*** Provided records

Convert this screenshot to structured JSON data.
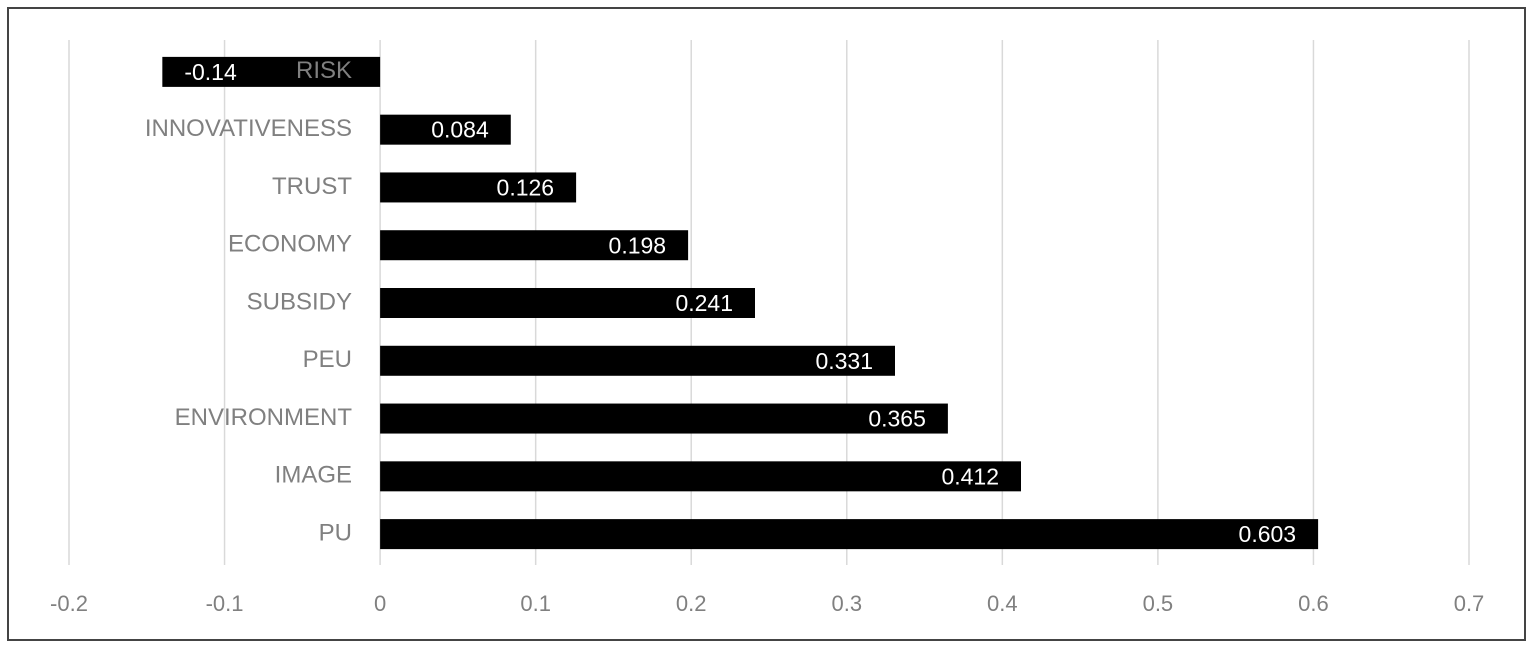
{
  "chart_data": {
    "type": "bar",
    "orientation": "horizontal",
    "categories": [
      "RISK",
      "INNOVATIVENESS",
      "TRUST",
      "ECONOMY",
      "SUBSIDY",
      "PEU",
      "ENVIRONMENT",
      "IMAGE",
      "PU"
    ],
    "values": [
      -0.14,
      0.084,
      0.126,
      0.198,
      0.241,
      0.331,
      0.365,
      0.412,
      0.603
    ],
    "color": "#000000",
    "xlim": [
      -0.2,
      0.7
    ],
    "xticks": [
      -0.2,
      -0.1,
      0,
      0.1,
      0.2,
      0.3,
      0.4,
      0.5,
      0.6,
      0.7
    ],
    "grid": true
  }
}
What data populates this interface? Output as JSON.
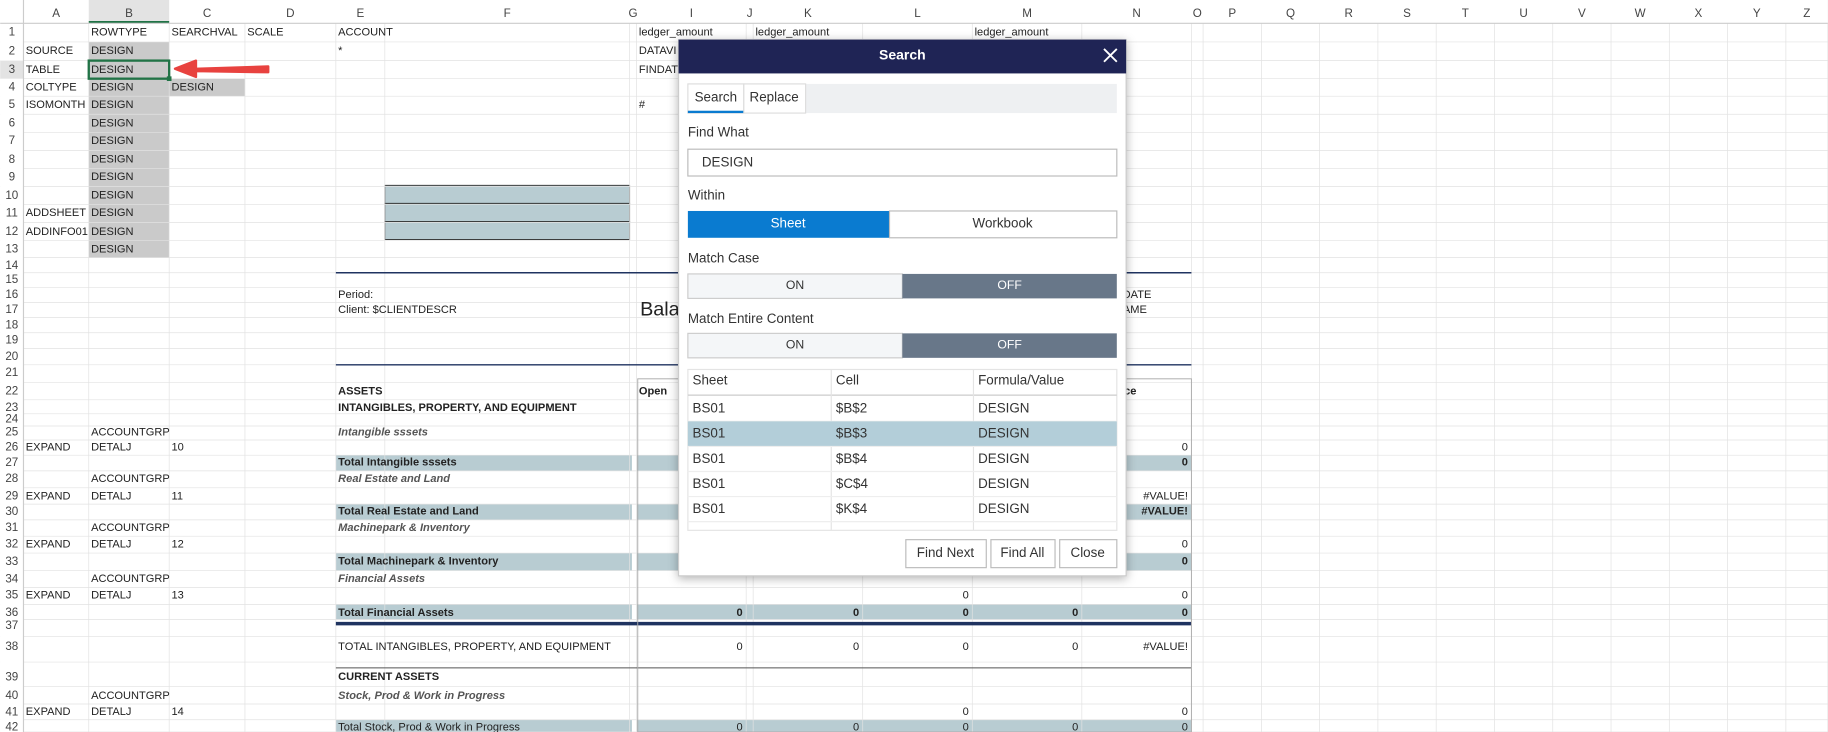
{
  "sheet": {
    "columns": [
      "A",
      "B",
      "C",
      "D",
      "E",
      "F",
      "G",
      "I",
      "J",
      "K",
      "L",
      "M",
      "N",
      "O",
      "P",
      "Q",
      "R",
      "S",
      "T",
      "U",
      "V",
      "W",
      "X",
      "Y",
      "Z"
    ],
    "row_numbers": [
      "1",
      "2",
      "3",
      "4",
      "5",
      "6",
      "7",
      "8",
      "9",
      "10",
      "11",
      "12",
      "13",
      "14",
      "15",
      "16",
      "17",
      "18",
      "19",
      "20",
      "21",
      "22",
      "23",
      "24",
      "25",
      "26",
      "27",
      "28",
      "29",
      "30",
      "31",
      "32",
      "33",
      "34",
      "35",
      "36",
      "37",
      "38",
      "39",
      "40",
      "41",
      "42"
    ],
    "cells": {
      "1": {
        "B": "ROWTYPE",
        "C": "SEARCHVAL",
        "D": "SCALE",
        "E": "ACCOUNT",
        "I": "ledger_amount",
        "K": "ledger_amount",
        "M": "ledger_amount"
      },
      "2": {
        "A": "SOURCE",
        "B": "DESIGN",
        "E": "*",
        "I": "DATAVI"
      },
      "3": {
        "A": "TABLE",
        "B": "DESIGN",
        "I": "FINDAT"
      },
      "4": {
        "A": "COLTYPE",
        "B": "DESIGN",
        "C": "DESIGN"
      },
      "5": {
        "A": "ISOMONTH",
        "B": "DESIGN",
        "I": "#"
      },
      "6": {
        "B": "DESIGN"
      },
      "7": {
        "B": "DESIGN"
      },
      "8": {
        "B": "DESIGN"
      },
      "9": {
        "B": "DESIGN"
      },
      "10": {
        "B": "DESIGN"
      },
      "11": {
        "A": "ADDSHEET",
        "B": "DESIGN"
      },
      "12": {
        "A": "ADDINFO01",
        "B": "DESIGN"
      },
      "13": {
        "B": "DESIGN"
      },
      "16": {
        "E": "Period:",
        "N": "SHORTDATE"
      },
      "17": {
        "E": "Client: $CLIENTDESCR",
        "F": "Bala",
        "N": "USERNAME"
      },
      "22": {
        "E": "ASSETS",
        "I": "Open",
        "N": "g Balance"
      },
      "23": {
        "E": "INTANGIBLES, PROPERTY, AND EQUIPMENT"
      },
      "25": {
        "B": "ACCOUNTGRP",
        "E": "Intangible sssets"
      },
      "26": {
        "A": "EXPAND",
        "B": "DETALJ",
        "C": 10,
        "N": 0
      },
      "27": {
        "E": "Total Intangible sssets",
        "N": 0
      },
      "28": {
        "B": "ACCOUNTGRP",
        "E": "Real Estate and Land"
      },
      "29": {
        "A": "EXPAND",
        "B": "DETALJ",
        "C": 11,
        "N": "#VALUE!"
      },
      "30": {
        "E": "Total Real Estate and Land",
        "N": "#VALUE!"
      },
      "31": {
        "B": "ACCOUNTGRP",
        "E": "Machinepark & Inventory"
      },
      "32": {
        "A": "EXPAND",
        "B": "DETALJ",
        "C": 12,
        "N": 0
      },
      "33": {
        "E": "Total Machinepark & Inventory",
        "N": 0
      },
      "34": {
        "B": "ACCOUNTGRP",
        "E": "Financial Assets"
      },
      "35": {
        "A": "EXPAND",
        "B": "DETALJ",
        "C": 13,
        "L": 0,
        "N": 0
      },
      "36": {
        "E": "Total Financial Assets",
        "I": 0,
        "K": 0,
        "L": 0,
        "M": 0,
        "N": 0
      },
      "38": {
        "E": "TOTAL INTANGIBLES, PROPERTY, AND EQUIPMENT",
        "I": 0,
        "K": 0,
        "L": 0,
        "M": 0,
        "N": "#VALUE!"
      },
      "39": {
        "E": "CURRENT ASSETS"
      },
      "40": {
        "B": "ACCOUNTGRP",
        "E": "Stock, Prod & Work in Progress"
      },
      "41": {
        "A": "EXPAND",
        "B": "DETALJ",
        "C": 14,
        "L": 0,
        "N": 0
      },
      "42": {
        "E": "Total Stock, Prod & Work in Progress",
        "I": 0,
        "K": 0,
        "L": 0,
        "M": 0,
        "N": 0
      }
    }
  },
  "dialog": {
    "title": "Search",
    "tabs": [
      "Search",
      "Replace"
    ],
    "find_label": "Find What",
    "find_value": "DESIGN",
    "within_label": "Within",
    "within_options": [
      "Sheet",
      "Workbook"
    ],
    "match_case_label": "Match Case",
    "match_case_options": [
      "ON",
      "OFF"
    ],
    "match_entire_label": "Match Entire Content",
    "match_entire_options": [
      "ON",
      "OFF"
    ],
    "results_header": [
      "Sheet",
      "Cell",
      "Formula/Value"
    ],
    "results": [
      [
        "BS01",
        "$B$2",
        "DESIGN"
      ],
      [
        "BS01",
        "$B$3",
        "DESIGN"
      ],
      [
        "BS01",
        "$B$4",
        "DESIGN"
      ],
      [
        "BS01",
        "$C$4",
        "DESIGN"
      ],
      [
        "BS01",
        "$K$4",
        "DESIGN"
      ]
    ],
    "buttons": [
      "Find Next",
      "Find All",
      "Close"
    ]
  }
}
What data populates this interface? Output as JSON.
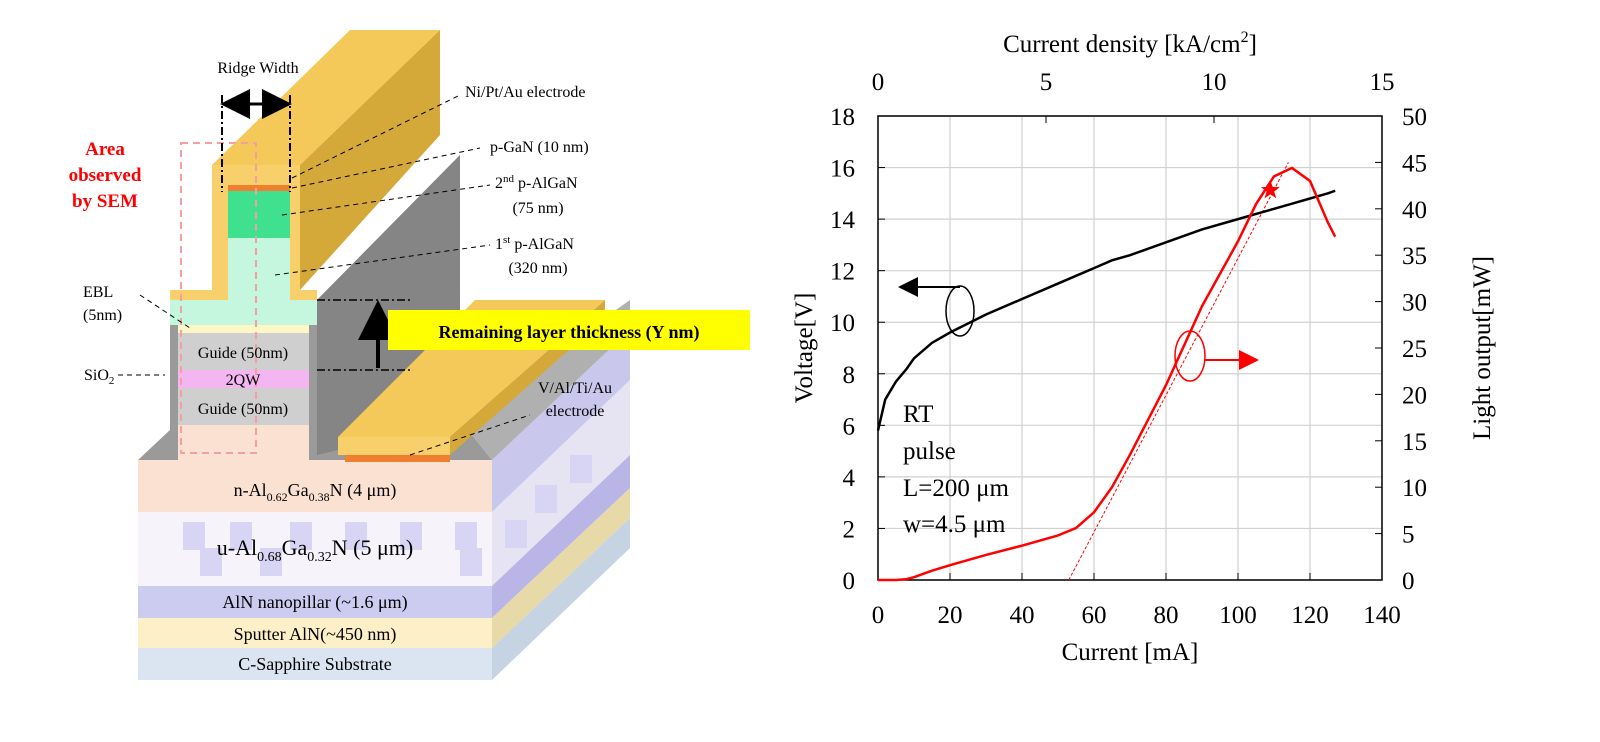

******

The problem »
Look through the entries above; copy each line where the string "Land" appears.

Response for this exercise »
        "E": "Real Estate and Land"
        "E": "Total Real Estate and Land",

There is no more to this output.